▶ WORK REQUIRED
Extract every line of the items below and reproduce each one verbatim, in its original order.

▶ DATA SECTION
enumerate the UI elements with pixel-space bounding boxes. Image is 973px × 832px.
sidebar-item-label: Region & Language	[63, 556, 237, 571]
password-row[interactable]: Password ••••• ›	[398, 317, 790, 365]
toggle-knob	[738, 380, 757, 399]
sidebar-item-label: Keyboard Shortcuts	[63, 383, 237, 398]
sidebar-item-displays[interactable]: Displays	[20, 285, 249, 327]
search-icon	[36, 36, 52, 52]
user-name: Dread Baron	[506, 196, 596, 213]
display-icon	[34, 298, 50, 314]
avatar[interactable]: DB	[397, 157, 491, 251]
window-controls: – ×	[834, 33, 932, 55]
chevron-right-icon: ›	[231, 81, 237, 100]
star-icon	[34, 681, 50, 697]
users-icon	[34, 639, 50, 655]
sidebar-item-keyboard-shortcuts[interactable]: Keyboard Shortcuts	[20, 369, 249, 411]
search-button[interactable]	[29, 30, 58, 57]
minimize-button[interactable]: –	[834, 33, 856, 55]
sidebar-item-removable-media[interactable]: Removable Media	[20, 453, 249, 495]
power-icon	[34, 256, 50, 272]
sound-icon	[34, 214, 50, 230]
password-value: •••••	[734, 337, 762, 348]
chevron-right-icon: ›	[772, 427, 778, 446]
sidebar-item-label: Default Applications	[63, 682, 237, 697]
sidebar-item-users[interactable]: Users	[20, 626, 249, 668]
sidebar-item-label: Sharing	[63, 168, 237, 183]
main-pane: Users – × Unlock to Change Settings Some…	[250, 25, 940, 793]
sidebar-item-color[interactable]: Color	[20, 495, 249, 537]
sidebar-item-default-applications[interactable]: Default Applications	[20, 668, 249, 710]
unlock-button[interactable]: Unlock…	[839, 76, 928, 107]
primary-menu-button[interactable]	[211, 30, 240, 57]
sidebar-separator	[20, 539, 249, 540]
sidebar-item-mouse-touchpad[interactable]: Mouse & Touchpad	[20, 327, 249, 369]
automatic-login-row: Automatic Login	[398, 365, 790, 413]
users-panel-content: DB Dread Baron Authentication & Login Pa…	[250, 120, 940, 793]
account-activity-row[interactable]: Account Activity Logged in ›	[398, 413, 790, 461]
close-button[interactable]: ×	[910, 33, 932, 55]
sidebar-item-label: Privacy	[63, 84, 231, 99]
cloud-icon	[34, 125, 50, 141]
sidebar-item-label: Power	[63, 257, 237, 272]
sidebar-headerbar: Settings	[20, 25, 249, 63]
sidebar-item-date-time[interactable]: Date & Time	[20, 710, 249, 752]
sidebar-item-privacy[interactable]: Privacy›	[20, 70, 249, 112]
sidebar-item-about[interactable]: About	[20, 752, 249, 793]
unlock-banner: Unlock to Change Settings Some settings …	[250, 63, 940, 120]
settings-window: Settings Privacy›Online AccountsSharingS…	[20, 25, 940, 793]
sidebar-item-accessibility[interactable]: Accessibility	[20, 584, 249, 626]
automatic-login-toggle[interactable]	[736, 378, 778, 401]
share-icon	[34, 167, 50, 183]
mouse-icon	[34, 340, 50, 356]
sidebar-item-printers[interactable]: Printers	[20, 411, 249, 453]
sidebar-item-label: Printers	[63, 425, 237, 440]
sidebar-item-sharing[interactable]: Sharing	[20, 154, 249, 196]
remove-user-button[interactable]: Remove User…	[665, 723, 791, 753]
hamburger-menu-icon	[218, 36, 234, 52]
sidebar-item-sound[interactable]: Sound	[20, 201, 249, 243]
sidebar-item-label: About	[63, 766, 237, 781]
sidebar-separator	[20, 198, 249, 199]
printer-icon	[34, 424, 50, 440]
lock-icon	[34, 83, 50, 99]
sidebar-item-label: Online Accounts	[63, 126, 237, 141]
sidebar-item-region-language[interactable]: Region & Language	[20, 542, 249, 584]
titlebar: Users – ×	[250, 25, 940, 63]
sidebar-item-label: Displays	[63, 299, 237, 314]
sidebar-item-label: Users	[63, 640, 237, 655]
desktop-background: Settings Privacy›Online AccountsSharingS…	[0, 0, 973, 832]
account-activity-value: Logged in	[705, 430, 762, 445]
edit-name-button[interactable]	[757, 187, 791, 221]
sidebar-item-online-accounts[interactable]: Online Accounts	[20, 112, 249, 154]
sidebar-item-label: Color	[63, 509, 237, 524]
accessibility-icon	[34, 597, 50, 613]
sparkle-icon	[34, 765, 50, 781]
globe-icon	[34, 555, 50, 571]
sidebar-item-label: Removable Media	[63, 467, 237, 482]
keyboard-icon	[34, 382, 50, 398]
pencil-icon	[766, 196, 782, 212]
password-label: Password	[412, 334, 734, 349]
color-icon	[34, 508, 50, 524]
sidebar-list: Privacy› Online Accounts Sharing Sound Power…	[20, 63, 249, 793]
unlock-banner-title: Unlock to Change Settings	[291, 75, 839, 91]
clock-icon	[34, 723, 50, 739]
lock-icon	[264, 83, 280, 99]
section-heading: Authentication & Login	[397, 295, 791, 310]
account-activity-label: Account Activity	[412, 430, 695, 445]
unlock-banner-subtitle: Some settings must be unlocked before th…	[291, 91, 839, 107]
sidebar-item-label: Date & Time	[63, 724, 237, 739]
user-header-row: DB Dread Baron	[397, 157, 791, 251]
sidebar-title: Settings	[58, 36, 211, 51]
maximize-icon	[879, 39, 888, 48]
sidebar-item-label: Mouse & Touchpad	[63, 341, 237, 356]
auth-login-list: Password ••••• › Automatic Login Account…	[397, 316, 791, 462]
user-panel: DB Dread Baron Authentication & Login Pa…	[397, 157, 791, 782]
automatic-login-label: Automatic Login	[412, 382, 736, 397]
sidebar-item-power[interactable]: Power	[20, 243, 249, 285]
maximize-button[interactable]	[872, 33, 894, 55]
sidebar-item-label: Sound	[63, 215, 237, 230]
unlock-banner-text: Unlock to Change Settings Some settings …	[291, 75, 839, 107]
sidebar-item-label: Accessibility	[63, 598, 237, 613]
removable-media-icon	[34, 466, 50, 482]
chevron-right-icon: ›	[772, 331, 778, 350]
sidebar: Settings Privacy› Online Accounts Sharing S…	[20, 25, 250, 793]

▶ EXPECTED OUTPUT
enumerate the UI elements with pixel-space bounding boxes. Image is 973px × 832px.
sidebar-item-label: Region & Language	[63, 556, 237, 571]
password-row[interactable]: Password ••••• ›	[398, 317, 790, 365]
toggle-knob	[738, 380, 757, 399]
sidebar-item-label: Keyboard Shortcuts	[63, 383, 237, 398]
sidebar-item-displays[interactable]: Displays	[20, 285, 249, 327]
search-icon	[36, 36, 52, 52]
user-name: Dread Baron	[506, 196, 596, 213]
display-icon	[34, 298, 50, 314]
avatar[interactable]: DB	[397, 157, 491, 251]
window-controls: – ×	[834, 33, 932, 55]
chevron-right-icon: ›	[231, 81, 237, 100]
star-icon	[34, 681, 50, 697]
users-icon	[34, 639, 50, 655]
sidebar-item-keyboard-shortcuts[interactable]: Keyboard Shortcuts	[20, 369, 249, 411]
search-button[interactable]	[29, 30, 58, 57]
minimize-button[interactable]: –	[834, 33, 856, 55]
sidebar-item-removable-media[interactable]: Removable Media	[20, 453, 249, 495]
power-icon	[34, 256, 50, 272]
sound-icon	[34, 214, 50, 230]
password-value: •••••	[734, 337, 762, 348]
chevron-right-icon: ›	[772, 427, 778, 446]
sidebar-item-label: Default Applications	[63, 682, 237, 697]
sidebar-item-users[interactable]: Users	[20, 626, 249, 668]
sidebar-item-label: Sharing	[63, 168, 237, 183]
main-pane: Users – × Unlock to Change Settings Some…	[250, 25, 940, 793]
sidebar-item-color[interactable]: Color	[20, 495, 249, 537]
sidebar-item-default-applications[interactable]: Default Applications	[20, 668, 249, 710]
unlock-button[interactable]: Unlock…	[839, 76, 928, 107]
primary-menu-button[interactable]	[211, 30, 240, 57]
sidebar-separator	[20, 539, 249, 540]
sidebar-item-mouse-touchpad[interactable]: Mouse & Touchpad	[20, 327, 249, 369]
automatic-login-row: Automatic Login	[398, 365, 790, 413]
users-panel-content: DB Dread Baron Authentication & Login Pa…	[250, 120, 940, 793]
account-activity-row[interactable]: Account Activity Logged in ›	[398, 413, 790, 461]
close-button[interactable]: ×	[910, 33, 932, 55]
sidebar-item-label: Privacy	[63, 84, 231, 99]
cloud-icon	[34, 125, 50, 141]
sidebar-item-label: Power	[63, 257, 237, 272]
sidebar-headerbar: Settings	[20, 25, 249, 63]
sidebar-item-date-time[interactable]: Date & Time	[20, 710, 249, 752]
sidebar-item-privacy[interactable]: Privacy›	[20, 70, 249, 112]
sidebar-item-about[interactable]: About	[20, 752, 249, 793]
unlock-banner: Unlock to Change Settings Some settings …	[250, 63, 940, 120]
settings-window: Settings Privacy›Online AccountsSharingS…	[20, 25, 940, 793]
sidebar-item-accessibility[interactable]: Accessibility	[20, 584, 249, 626]
automatic-login-toggle[interactable]	[736, 378, 778, 401]
share-icon	[34, 167, 50, 183]
mouse-icon	[34, 340, 50, 356]
sidebar-item-printers[interactable]: Printers	[20, 411, 249, 453]
sidebar-item-label: Printers	[63, 425, 237, 440]
sidebar-item-sharing[interactable]: Sharing	[20, 154, 249, 196]
remove-user-button[interactable]: Remove User…	[665, 723, 791, 753]
hamburger-menu-icon	[218, 36, 234, 52]
sidebar-item-sound[interactable]: Sound	[20, 201, 249, 243]
sidebar-item-label: About	[63, 766, 237, 781]
sidebar-separator	[20, 198, 249, 199]
printer-icon	[34, 424, 50, 440]
lock-icon	[34, 83, 50, 99]
sidebar-item-label: Online Accounts	[63, 126, 237, 141]
sidebar-item-region-language[interactable]: Region & Language	[20, 542, 249, 584]
titlebar: Users – ×	[250, 25, 940, 63]
sidebar-item-label: Displays	[63, 299, 237, 314]
sidebar-item-label: Users	[63, 640, 237, 655]
desktop-background: Settings Privacy›Online AccountsSharingS…	[0, 0, 973, 832]
account-activity-value: Logged in	[705, 430, 762, 445]
edit-name-button[interactable]	[757, 187, 791, 221]
sidebar-item-online-accounts[interactable]: Online Accounts	[20, 112, 249, 154]
sidebar-item-label: Color	[63, 509, 237, 524]
accessibility-icon	[34, 597, 50, 613]
sparkle-icon	[34, 765, 50, 781]
globe-icon	[34, 555, 50, 571]
sidebar-item-label: Removable Media	[63, 467, 237, 482]
keyboard-icon	[34, 382, 50, 398]
pencil-icon	[766, 196, 782, 212]
password-label: Password	[412, 334, 734, 349]
color-icon	[34, 508, 50, 524]
sidebar-list: Privacy› Online Accounts Sharing Sound Power…	[20, 63, 249, 793]
unlock-banner-title: Unlock to Change Settings	[291, 75, 839, 91]
clock-icon	[34, 723, 50, 739]
lock-icon	[264, 83, 280, 99]
section-heading: Authentication & Login	[397, 295, 791, 310]
account-activity-label: Account Activity	[412, 430, 695, 445]
unlock-banner-subtitle: Some settings must be unlocked before th…	[291, 91, 839, 107]
sidebar-item-label: Date & Time	[63, 724, 237, 739]
user-header-row: DB Dread Baron	[397, 157, 791, 251]
sidebar-title: Settings	[58, 36, 211, 51]
maximize-icon	[879, 39, 888, 48]
sidebar-item-label: Mouse & Touchpad	[63, 341, 237, 356]
auth-login-list: Password ••••• › Automatic Login Account…	[397, 316, 791, 462]
user-panel: DB Dread Baron Authentication & Login Pa…	[397, 157, 791, 782]
automatic-login-label: Automatic Login	[412, 382, 736, 397]
sidebar-item-power[interactable]: Power	[20, 243, 249, 285]
maximize-button[interactable]	[872, 33, 894, 55]
sidebar-item-label: Sound	[63, 215, 237, 230]
unlock-banner-text: Unlock to Change Settings Some settings …	[291, 75, 839, 107]
sidebar-item-label: Accessibility	[63, 598, 237, 613]
removable-media-icon	[34, 466, 50, 482]
chevron-right-icon: ›	[772, 331, 778, 350]
sidebar: Settings Privacy› Online Accounts Sharing S…	[20, 25, 250, 793]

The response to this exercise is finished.